(The data begins)

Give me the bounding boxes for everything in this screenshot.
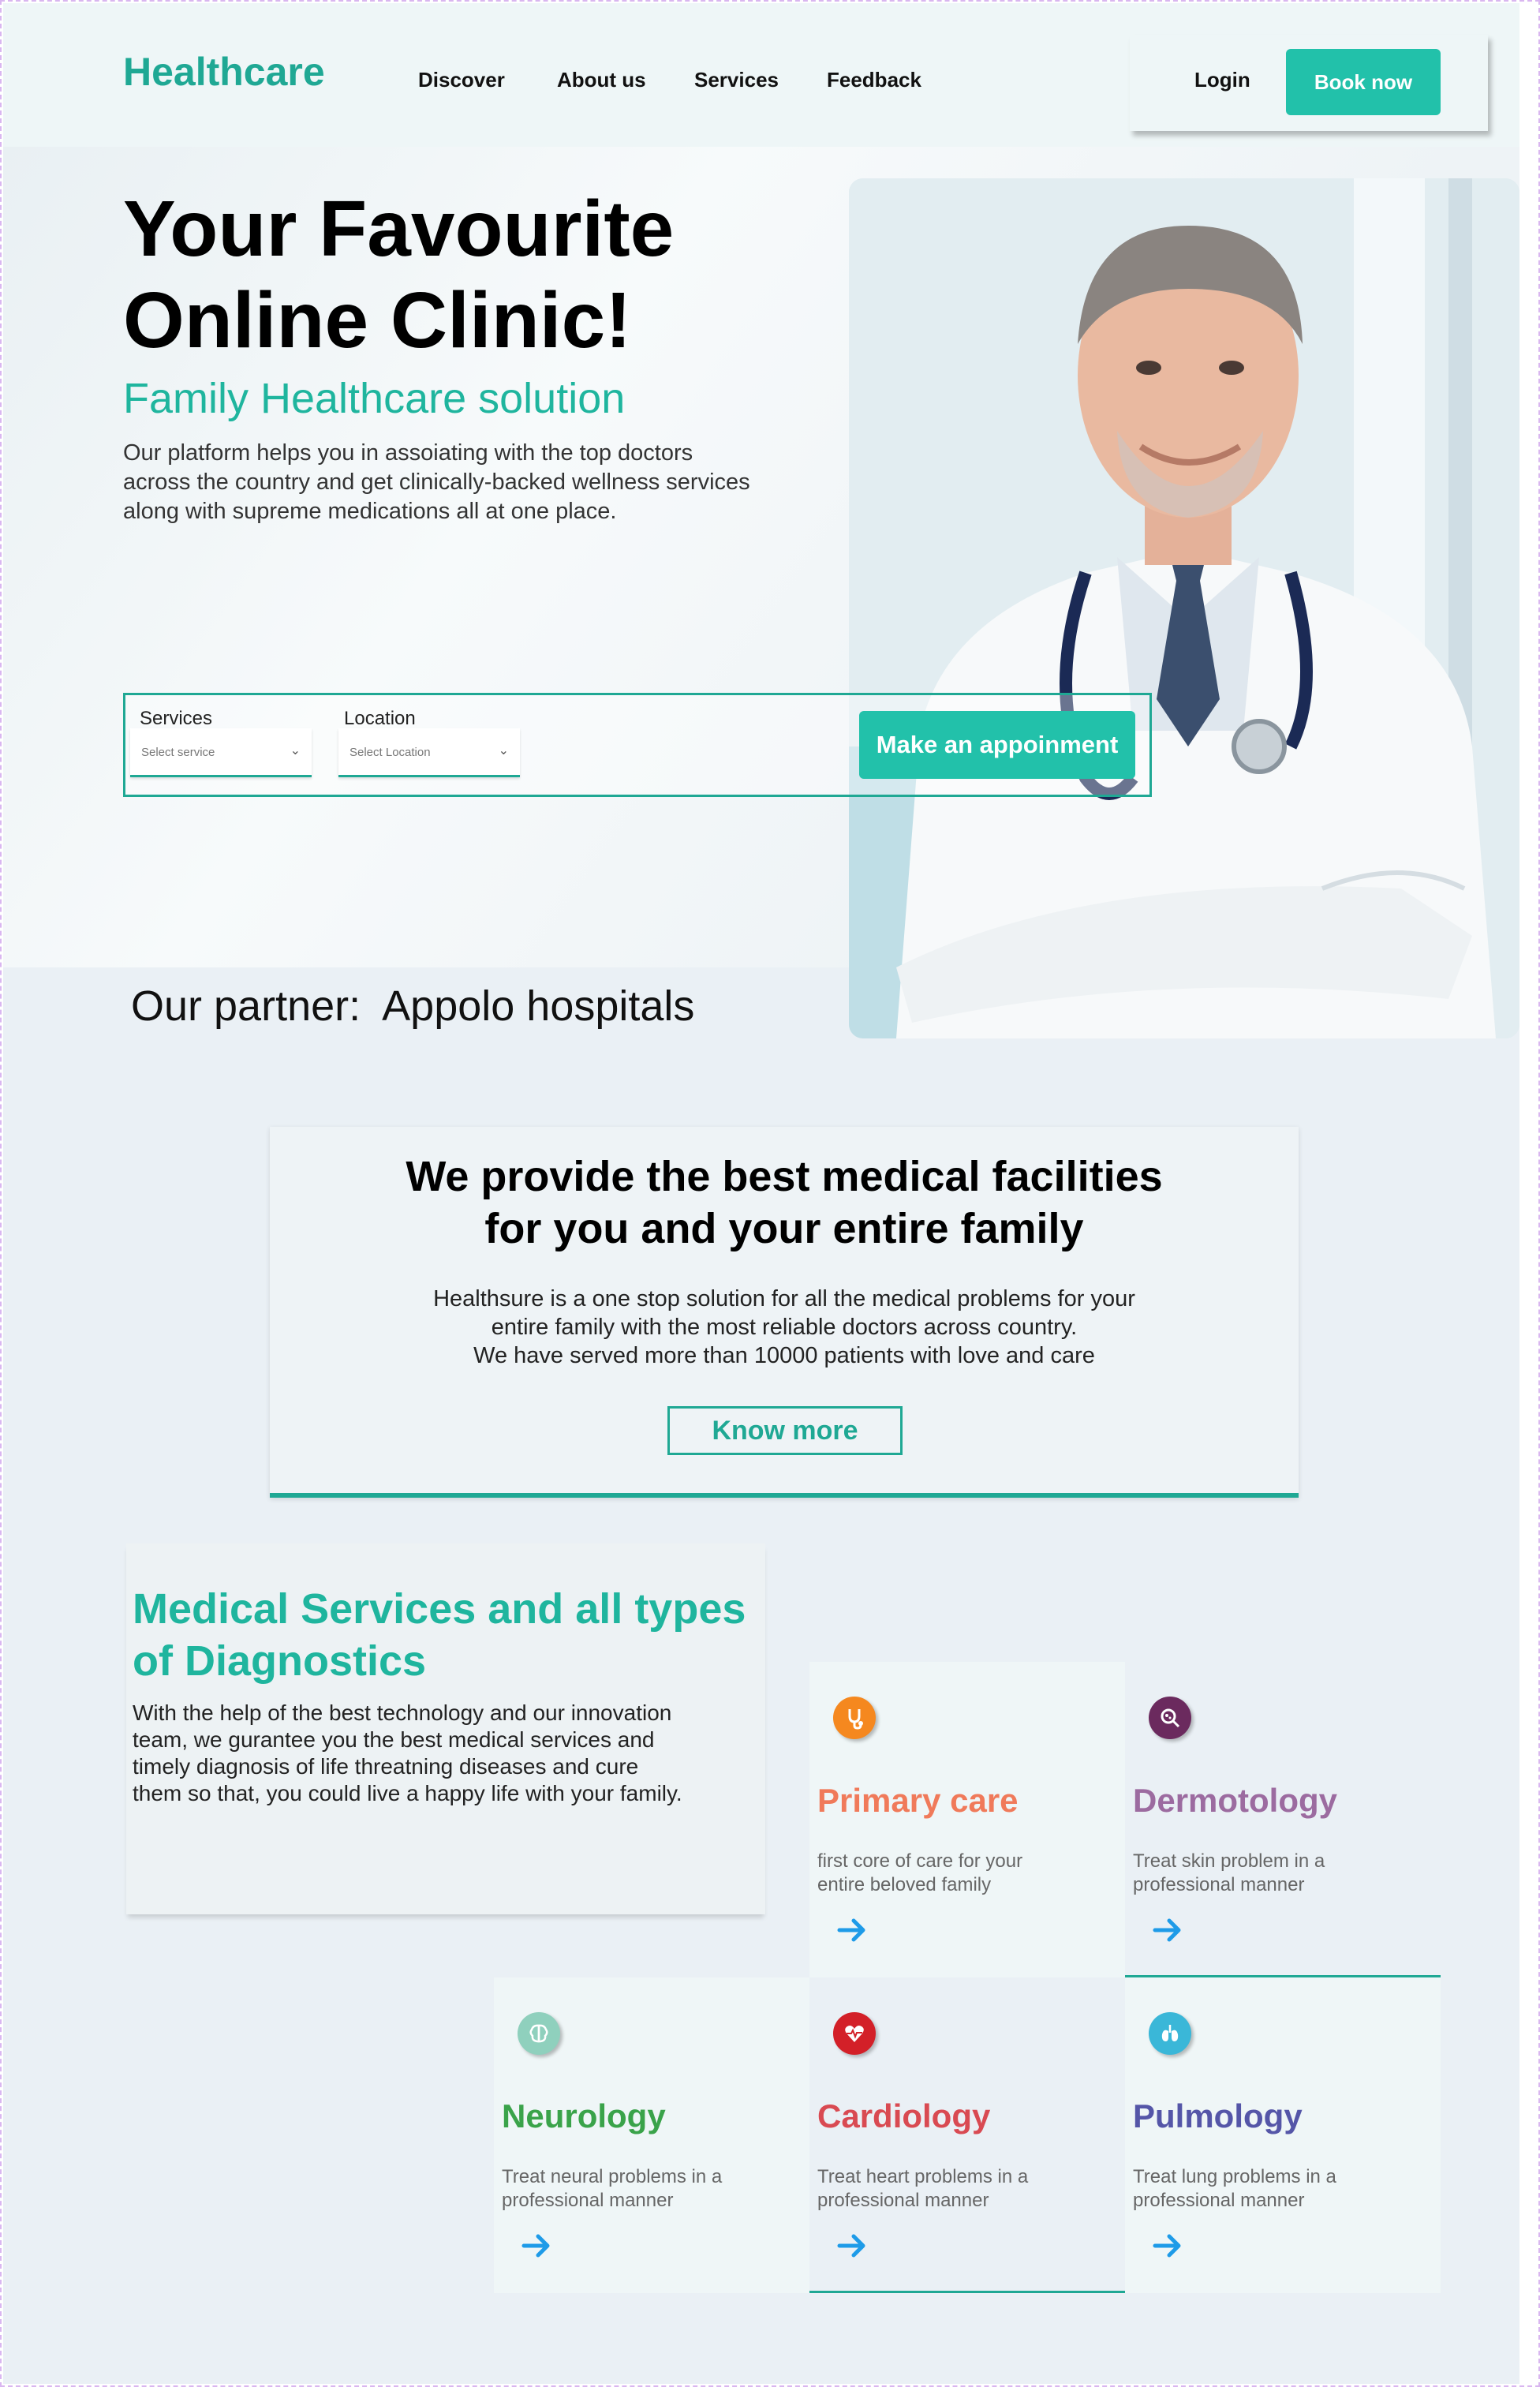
service-title: Pulmology bbox=[1133, 2097, 1303, 2134]
lungs-icon bbox=[1149, 2012, 1191, 2055]
hero-subtitle: Family Healthcare solution bbox=[123, 375, 626, 422]
hero-description: Our platform helps you in assoiating wit… bbox=[123, 440, 750, 524]
medical-services-title: Medical Services and all types of Diagno… bbox=[133, 1585, 746, 1685]
service-title: Neurology bbox=[502, 2097, 666, 2134]
facilities-title: We provide the best medical facilities f… bbox=[270, 1150, 1299, 1255]
service-description: Treat neural problems in a professional … bbox=[502, 2166, 723, 2211]
doctor-photo bbox=[849, 178, 1519, 1038]
services-select-placeholder: Select service bbox=[141, 746, 215, 759]
nav-services[interactable]: Services bbox=[694, 68, 779, 92]
know-more-button[interactable]: Know more bbox=[667, 1406, 903, 1455]
nav-feedback[interactable]: Feedback bbox=[827, 68, 921, 92]
medical-services-description: With the help of the best technology and… bbox=[133, 1700, 682, 1805]
service-card-primary-care[interactable]: Primary care first core of care for your… bbox=[809, 1662, 1125, 1977]
service-title: Dermotology bbox=[1133, 1782, 1338, 1819]
nav-discover[interactable]: Discover bbox=[418, 68, 505, 92]
hero-title: Your Favourite Online Clinic! bbox=[123, 183, 833, 366]
login-link[interactable]: Login bbox=[1194, 68, 1250, 92]
nav-about-us[interactable]: About us bbox=[557, 68, 646, 92]
facilities-desc-line-2: entire family with the most reliable doc… bbox=[491, 1315, 1078, 1340]
make-appointment-button[interactable]: Make an appoinment bbox=[859, 711, 1135, 779]
appointment-search-panel: Services Select service ⌄ Location Selec… bbox=[123, 693, 1152, 797]
arrow-right-icon[interactable] bbox=[521, 2230, 552, 2262]
service-title: Cardiology bbox=[817, 2097, 991, 2134]
service-card-dermotology[interactable]: Dermotology Treat skin problem in a prof… bbox=[1125, 1662, 1441, 1977]
service-title: Primary care bbox=[817, 1782, 1019, 1819]
stethoscope-icon bbox=[833, 1697, 876, 1739]
service-card-pulmology[interactable]: Pulmology Treat lung problems in a profe… bbox=[1125, 1977, 1441, 2293]
location-label: Location bbox=[344, 708, 416, 729]
facilities-description: Healthsure is a one stop solution for al… bbox=[270, 1285, 1299, 1370]
service-description: first core of care for your entire belov… bbox=[817, 1850, 1023, 1895]
location-select[interactable]: Select Location ⌄ bbox=[338, 728, 520, 777]
auth-actions: Login Book now bbox=[1130, 35, 1488, 131]
site-logo[interactable]: Healthcare bbox=[123, 49, 325, 95]
service-description: Treat heart problems in a professional m… bbox=[817, 2166, 1029, 2211]
book-now-button[interactable]: Book now bbox=[1286, 49, 1441, 115]
service-description: Treat skin problem in a professional man… bbox=[1133, 1850, 1325, 1895]
service-card-cardiology[interactable]: Cardiology Treat heart problems in a pro… bbox=[809, 1977, 1125, 2293]
skin-magnifier-icon bbox=[1149, 1697, 1191, 1739]
service-card-neurology[interactable]: Neurology Treat neural problems in a pro… bbox=[494, 1977, 809, 2293]
hero-title-line-2: Online Clinic! bbox=[123, 276, 632, 365]
facilities-card: We provide the best medical facilities f… bbox=[270, 1127, 1299, 1498]
facilities-desc-line-1: Healthsure is a one stop solution for al… bbox=[433, 1286, 1135, 1311]
arrow-right-icon[interactable] bbox=[836, 2230, 868, 2262]
partner-text: Our partner: Appolo hospitals bbox=[131, 982, 695, 1030]
hero-title-line-1: Your Favourite bbox=[123, 185, 675, 273]
arrow-right-icon[interactable] bbox=[1152, 1914, 1183, 1946]
doctor-illustration bbox=[849, 178, 1519, 1038]
location-select-placeholder: Select Location bbox=[349, 746, 431, 759]
services-label: Services bbox=[140, 708, 213, 729]
medical-services-intro: Medical Services and all types of Diagno… bbox=[126, 1543, 765, 1914]
facilities-desc-line-3: We have served more than 10000 patients … bbox=[473, 1343, 1095, 1368]
facilities-title-line-2: for you and your entire family bbox=[484, 1205, 1084, 1252]
page-canvas: Healthcare Discover About us Services Fe… bbox=[3, 3, 1519, 2384]
heart-pulse-icon bbox=[833, 2012, 876, 2055]
arrow-right-icon[interactable] bbox=[1152, 2230, 1183, 2262]
service-description: Treat lung problems in a professional ma… bbox=[1133, 2166, 1336, 2211]
facilities-title-line-1: We provide the best medical facilities bbox=[406, 1153, 1163, 1200]
arrow-right-icon[interactable] bbox=[836, 1914, 868, 1946]
top-navigation-bar: Healthcare Discover About us Services Fe… bbox=[3, 3, 1519, 147]
chevron-down-icon: ⌄ bbox=[290, 744, 301, 758]
brain-icon bbox=[518, 2012, 560, 2055]
chevron-down-icon: ⌄ bbox=[498, 744, 509, 758]
services-select[interactable]: Select service ⌄ bbox=[130, 728, 312, 777]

(The data ends)

* **Instructions to follow**: Which lines of the data contain the word "appointment"? Copy each one.

* **Response to the exercise**:
make-appointment-button[interactable]: Make an appoinment bbox=[859, 711, 1135, 779]
appointment-search-panel: Services Select service ⌄ Location Selec… bbox=[123, 693, 1152, 797]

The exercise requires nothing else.